▸ **Source text**
........

Mediating Machines — Part One

I’ve been trying to get the next instalment of my interactions with Paul Kingsnorth’s Against the Machine finished and posted, but, like Alice, I find myself down several rabbit holes and with a document 10,000 words long. So. I’m serialising this next bit.

The machine church, as I’ve been describing it —runs like a well-oiled machine; or tries to — and works best when people fit into the machine like cogs who keep things turning over; or fuel; whose energy (and money) is used to keep the cogs turning.

But growing a church beyond ‘human scale’ — and a ‘local scale’ much like growing a city — requires machines; and this creates an interesting phenomenon where one’s participation in the church is mediated by forms of machinery in ways that are significant and serve to form our experiences and communities — but also go largely unnoticed. Machines and technology reshape the architecture of our homes, public spaces, and cities — and we don’t always notice, and for some of us the revolution happened before we were born. Charles Taylor talks about how our beliefs are a function of our ‘social imaginaries’ — the things we take for granted as part of our everyday life, including architecture. I’m suggesting here that machine church is mediated to us in ways that are a function of a ‘social imaginary’ provided for us by technologies we have embedded into modern life by virtue of ‘the machine’ and that have shaped church life in ‘machine ways’ without us noticing.

........

▸ **Task inputs**
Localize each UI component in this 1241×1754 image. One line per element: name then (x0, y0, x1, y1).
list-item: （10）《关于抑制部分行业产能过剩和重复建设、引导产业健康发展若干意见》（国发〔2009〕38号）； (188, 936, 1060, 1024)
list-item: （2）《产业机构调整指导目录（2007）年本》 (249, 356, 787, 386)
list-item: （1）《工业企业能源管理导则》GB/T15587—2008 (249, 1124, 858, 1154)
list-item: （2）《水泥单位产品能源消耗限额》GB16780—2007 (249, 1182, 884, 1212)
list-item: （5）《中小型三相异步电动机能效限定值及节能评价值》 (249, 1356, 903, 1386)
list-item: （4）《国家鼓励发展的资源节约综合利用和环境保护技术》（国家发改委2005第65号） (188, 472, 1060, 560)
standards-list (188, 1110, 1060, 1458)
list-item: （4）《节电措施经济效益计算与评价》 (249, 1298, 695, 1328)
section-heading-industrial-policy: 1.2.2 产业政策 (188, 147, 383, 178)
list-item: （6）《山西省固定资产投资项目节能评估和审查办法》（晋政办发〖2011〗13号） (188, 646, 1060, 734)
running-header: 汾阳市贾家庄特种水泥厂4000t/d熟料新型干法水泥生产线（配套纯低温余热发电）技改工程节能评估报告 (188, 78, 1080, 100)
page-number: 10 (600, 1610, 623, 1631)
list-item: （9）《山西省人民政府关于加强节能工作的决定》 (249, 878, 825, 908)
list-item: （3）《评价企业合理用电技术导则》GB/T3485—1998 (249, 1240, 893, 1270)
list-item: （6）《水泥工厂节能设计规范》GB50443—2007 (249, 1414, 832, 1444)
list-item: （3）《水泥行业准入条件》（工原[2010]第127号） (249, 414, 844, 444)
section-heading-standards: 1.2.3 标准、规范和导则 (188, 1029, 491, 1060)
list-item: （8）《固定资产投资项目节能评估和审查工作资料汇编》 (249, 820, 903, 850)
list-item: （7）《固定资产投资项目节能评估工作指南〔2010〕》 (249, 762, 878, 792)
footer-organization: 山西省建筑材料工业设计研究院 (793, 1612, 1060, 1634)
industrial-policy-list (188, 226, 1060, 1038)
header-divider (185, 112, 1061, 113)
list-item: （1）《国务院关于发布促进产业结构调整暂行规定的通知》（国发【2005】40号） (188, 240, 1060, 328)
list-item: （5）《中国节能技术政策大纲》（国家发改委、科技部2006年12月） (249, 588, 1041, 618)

........

▸ **Exercises to complete**
A) According to the text on machine church, who describes our beliefs as a function of "social imaginaries"?
B) Rewrite all the entries so that every "list-item" reads "bullet", leaving everything else unchanged.

▸ **Response list**
A) Charles Taylor.

B)
Localize each UI component in this 1241×1754 image. One line per element: name then (x0, y0, x1, y1).
bullet: （10）《关于抑制部分行业产能过剩和重复建设、引导产业健康发展若干意见》（国发〔2009〕38号）； (188, 936, 1060, 1024)
bullet: （2）《产业机构调整指导目录（2007）年本》 (249, 356, 787, 386)
bullet: （1）《工业企业能源管理导则》GB/T15587—2008 (249, 1124, 858, 1154)
bullet: （2）《水泥单位产品能源消耗限额》GB16780—2007 (249, 1182, 884, 1212)
bullet: （5）《中小型三相异步电动机能效限定值及节能评价值》 (249, 1356, 903, 1386)
bullet: （4）《国家鼓励发展的资源节约综合利用和环境保护技术》（国家发改委2005第65号） (188, 472, 1060, 560)
standards-list (188, 1110, 1060, 1458)
bullet: （4）《节电措施经济效益计算与评价》 (249, 1298, 695, 1328)
section-heading-industrial-policy: 1.2.2 产业政策 (188, 147, 383, 178)
bullet: （6）《山西省固定资产投资项目节能评估和审查办法》（晋政办发〖2011〗13号） (188, 646, 1060, 734)
running-header: 汾阳市贾家庄特种水泥厂4000t/d熟料新型干法水泥生产线（配套纯低温余热发电）技改工程节能评估报告 (188, 78, 1080, 100)
page-number: 10 (600, 1610, 623, 1631)
bullet: （9）《山西省人民政府关于加强节能工作的决定》 (249, 878, 825, 908)
bullet: （3）《评价企业合理用电技术导则》GB/T3485—1998 (249, 1240, 893, 1270)
bullet: （6）《水泥工厂节能设计规范》GB50443—2007 (249, 1414, 832, 1444)
bullet: （3）《水泥行业准入条件》（工原[2010]第127号） (249, 414, 844, 444)
section-heading-standards: 1.2.3 标准、规范和导则 (188, 1029, 491, 1060)
bullet: （8）《固定资产投资项目节能评估和审查工作资料汇编》 (249, 820, 903, 850)
bullet: （7）《固定资产投资项目节能评估工作指南〔2010〕》 (249, 762, 878, 792)
footer-organization: 山西省建筑材料工业设计研究院 (793, 1612, 1060, 1634)
industrial-policy-list (188, 226, 1060, 1038)
header-divider (185, 112, 1061, 113)
bullet: （1）《国务院关于发布促进产业结构调整暂行规定的通知》（国发【2005】40号） (188, 240, 1060, 328)
bullet: （5）《中国节能技术政策大纲》（国家发改委、科技部2006年12月） (249, 588, 1041, 618)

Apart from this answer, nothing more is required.